▶ _EXERCISE REQUIREMENTS_
Find each line holding "sec²x" and copy it out.

▶ _Records from a data collection_
[Start]

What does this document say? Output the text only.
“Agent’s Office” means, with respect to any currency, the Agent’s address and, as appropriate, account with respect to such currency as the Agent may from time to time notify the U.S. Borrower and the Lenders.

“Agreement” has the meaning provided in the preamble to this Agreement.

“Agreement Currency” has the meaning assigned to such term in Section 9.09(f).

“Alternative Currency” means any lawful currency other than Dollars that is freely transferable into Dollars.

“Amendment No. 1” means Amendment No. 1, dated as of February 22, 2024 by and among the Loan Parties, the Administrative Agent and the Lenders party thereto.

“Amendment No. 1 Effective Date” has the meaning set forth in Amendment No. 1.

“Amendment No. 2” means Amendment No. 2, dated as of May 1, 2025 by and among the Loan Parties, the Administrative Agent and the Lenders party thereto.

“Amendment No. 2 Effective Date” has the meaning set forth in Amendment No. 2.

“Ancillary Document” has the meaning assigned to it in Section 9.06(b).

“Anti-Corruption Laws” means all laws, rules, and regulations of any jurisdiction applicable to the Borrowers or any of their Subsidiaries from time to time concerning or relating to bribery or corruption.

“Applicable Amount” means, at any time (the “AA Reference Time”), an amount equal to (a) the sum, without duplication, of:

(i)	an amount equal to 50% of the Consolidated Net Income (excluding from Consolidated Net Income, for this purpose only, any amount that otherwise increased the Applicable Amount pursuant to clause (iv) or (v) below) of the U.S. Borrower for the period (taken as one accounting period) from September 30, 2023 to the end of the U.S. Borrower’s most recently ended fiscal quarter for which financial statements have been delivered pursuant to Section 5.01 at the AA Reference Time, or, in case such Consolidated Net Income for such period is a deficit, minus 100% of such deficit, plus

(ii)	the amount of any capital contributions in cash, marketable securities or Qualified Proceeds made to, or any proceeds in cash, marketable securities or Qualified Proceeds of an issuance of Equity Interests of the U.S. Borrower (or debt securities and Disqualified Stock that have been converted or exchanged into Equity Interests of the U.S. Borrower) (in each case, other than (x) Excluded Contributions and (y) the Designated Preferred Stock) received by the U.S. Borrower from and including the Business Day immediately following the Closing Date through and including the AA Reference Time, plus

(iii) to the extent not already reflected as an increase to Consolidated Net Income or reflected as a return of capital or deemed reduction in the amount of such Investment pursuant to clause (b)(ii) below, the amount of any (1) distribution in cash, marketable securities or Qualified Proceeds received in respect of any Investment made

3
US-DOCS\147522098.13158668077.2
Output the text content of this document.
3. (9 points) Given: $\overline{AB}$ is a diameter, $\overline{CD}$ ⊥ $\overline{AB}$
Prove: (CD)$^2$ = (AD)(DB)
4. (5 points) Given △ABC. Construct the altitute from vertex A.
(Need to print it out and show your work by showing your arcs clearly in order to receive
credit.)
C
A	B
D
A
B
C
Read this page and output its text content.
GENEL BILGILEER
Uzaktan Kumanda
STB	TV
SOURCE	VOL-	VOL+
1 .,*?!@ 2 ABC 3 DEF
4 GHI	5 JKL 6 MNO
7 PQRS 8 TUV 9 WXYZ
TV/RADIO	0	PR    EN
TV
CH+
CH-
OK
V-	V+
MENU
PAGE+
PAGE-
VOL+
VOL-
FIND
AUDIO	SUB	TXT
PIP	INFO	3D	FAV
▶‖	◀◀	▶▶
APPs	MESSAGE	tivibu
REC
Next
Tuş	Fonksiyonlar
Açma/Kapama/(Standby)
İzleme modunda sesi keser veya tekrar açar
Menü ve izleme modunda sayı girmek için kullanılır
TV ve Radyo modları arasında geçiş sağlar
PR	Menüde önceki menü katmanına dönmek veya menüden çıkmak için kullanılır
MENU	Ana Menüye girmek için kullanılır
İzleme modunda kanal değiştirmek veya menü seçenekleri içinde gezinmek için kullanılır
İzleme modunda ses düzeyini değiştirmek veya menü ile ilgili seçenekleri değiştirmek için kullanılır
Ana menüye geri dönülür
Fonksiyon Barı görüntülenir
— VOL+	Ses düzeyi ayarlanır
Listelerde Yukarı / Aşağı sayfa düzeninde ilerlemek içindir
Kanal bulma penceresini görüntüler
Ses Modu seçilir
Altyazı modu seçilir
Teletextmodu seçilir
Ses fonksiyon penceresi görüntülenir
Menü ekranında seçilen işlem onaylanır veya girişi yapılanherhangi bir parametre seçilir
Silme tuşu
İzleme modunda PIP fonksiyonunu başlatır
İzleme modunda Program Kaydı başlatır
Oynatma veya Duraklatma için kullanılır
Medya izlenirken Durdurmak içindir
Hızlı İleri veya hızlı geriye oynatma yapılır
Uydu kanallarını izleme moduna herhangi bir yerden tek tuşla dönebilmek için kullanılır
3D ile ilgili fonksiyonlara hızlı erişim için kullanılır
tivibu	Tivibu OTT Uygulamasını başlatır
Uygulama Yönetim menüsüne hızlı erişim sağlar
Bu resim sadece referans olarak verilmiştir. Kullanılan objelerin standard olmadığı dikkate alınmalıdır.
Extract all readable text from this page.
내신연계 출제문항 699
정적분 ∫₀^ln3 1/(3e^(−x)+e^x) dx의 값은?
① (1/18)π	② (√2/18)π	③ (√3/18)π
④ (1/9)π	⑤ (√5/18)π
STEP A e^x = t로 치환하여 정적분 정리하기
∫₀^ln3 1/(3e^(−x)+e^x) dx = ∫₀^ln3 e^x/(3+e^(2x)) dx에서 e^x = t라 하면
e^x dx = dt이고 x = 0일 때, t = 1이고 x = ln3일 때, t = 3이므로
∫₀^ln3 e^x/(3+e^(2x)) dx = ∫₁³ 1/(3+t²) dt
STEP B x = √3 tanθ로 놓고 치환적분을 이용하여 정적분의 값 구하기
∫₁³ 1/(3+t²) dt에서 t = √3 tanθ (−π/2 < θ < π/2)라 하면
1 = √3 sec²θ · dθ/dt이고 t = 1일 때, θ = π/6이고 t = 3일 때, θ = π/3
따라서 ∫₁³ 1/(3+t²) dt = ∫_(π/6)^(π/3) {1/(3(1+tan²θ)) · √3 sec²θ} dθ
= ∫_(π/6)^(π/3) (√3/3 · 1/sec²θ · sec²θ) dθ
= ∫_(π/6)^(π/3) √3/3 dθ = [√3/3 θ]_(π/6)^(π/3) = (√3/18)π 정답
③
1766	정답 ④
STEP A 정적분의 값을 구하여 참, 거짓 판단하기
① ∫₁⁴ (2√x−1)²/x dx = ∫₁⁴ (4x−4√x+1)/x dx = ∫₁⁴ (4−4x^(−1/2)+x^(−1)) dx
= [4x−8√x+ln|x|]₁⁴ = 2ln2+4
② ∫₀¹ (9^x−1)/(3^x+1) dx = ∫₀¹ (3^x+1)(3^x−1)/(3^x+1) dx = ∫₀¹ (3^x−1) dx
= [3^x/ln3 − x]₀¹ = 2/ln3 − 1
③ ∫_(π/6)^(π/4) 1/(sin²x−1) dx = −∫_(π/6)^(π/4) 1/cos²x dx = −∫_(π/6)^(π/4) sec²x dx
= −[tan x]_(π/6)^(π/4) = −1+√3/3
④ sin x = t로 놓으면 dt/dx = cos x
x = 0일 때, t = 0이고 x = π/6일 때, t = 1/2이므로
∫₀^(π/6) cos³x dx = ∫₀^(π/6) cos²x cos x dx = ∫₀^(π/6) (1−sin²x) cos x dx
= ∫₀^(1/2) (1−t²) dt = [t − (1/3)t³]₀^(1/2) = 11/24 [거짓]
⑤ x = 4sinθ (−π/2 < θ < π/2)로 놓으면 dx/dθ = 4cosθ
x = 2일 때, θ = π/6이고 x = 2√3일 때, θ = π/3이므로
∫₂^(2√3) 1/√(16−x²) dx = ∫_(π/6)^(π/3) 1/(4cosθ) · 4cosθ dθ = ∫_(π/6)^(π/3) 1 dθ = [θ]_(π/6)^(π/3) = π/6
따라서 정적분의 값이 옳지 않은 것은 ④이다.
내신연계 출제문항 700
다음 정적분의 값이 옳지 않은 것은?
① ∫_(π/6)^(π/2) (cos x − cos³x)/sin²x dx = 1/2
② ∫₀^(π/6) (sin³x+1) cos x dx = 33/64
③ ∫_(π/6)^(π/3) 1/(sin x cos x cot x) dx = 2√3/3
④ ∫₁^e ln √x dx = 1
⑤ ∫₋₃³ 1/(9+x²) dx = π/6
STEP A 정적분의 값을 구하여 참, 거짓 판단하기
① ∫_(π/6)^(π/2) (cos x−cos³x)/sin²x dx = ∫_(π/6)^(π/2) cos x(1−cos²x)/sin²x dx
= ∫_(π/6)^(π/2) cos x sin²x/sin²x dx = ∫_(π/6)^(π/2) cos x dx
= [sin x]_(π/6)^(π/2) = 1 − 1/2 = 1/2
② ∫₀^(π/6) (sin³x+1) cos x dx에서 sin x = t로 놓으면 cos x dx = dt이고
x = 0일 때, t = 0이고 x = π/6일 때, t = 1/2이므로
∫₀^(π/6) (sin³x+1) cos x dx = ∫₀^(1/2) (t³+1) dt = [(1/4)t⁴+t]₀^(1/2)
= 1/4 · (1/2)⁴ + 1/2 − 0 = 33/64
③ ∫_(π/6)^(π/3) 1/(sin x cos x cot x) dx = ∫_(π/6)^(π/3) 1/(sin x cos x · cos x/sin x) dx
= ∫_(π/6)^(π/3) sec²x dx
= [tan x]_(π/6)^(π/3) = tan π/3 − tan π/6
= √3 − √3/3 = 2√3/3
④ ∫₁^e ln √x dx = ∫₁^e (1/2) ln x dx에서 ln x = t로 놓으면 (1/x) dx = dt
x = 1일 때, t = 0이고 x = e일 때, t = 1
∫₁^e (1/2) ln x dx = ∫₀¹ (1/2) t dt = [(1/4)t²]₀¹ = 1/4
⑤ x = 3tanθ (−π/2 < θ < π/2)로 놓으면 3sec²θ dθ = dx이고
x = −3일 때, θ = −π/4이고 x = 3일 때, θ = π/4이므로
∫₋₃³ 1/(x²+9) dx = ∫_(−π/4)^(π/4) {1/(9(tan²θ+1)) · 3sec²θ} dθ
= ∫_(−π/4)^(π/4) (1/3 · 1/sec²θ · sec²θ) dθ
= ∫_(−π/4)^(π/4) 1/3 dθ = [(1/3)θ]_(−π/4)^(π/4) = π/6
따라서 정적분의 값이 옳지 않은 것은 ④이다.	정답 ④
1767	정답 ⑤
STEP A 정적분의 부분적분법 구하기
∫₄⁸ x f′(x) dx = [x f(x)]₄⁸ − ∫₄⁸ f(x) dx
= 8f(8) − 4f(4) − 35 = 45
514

[End]

▶ _TASK OUTPUT_
③ ∫_(π/6)^(π/4) 1/(sin²x−1) dx = −∫_(π/6)^(π/4) 1/cos²x dx = −∫_(π/6)^(π/4) sec²x dx
= ∫_(π/6)^(π/3) sec²x dx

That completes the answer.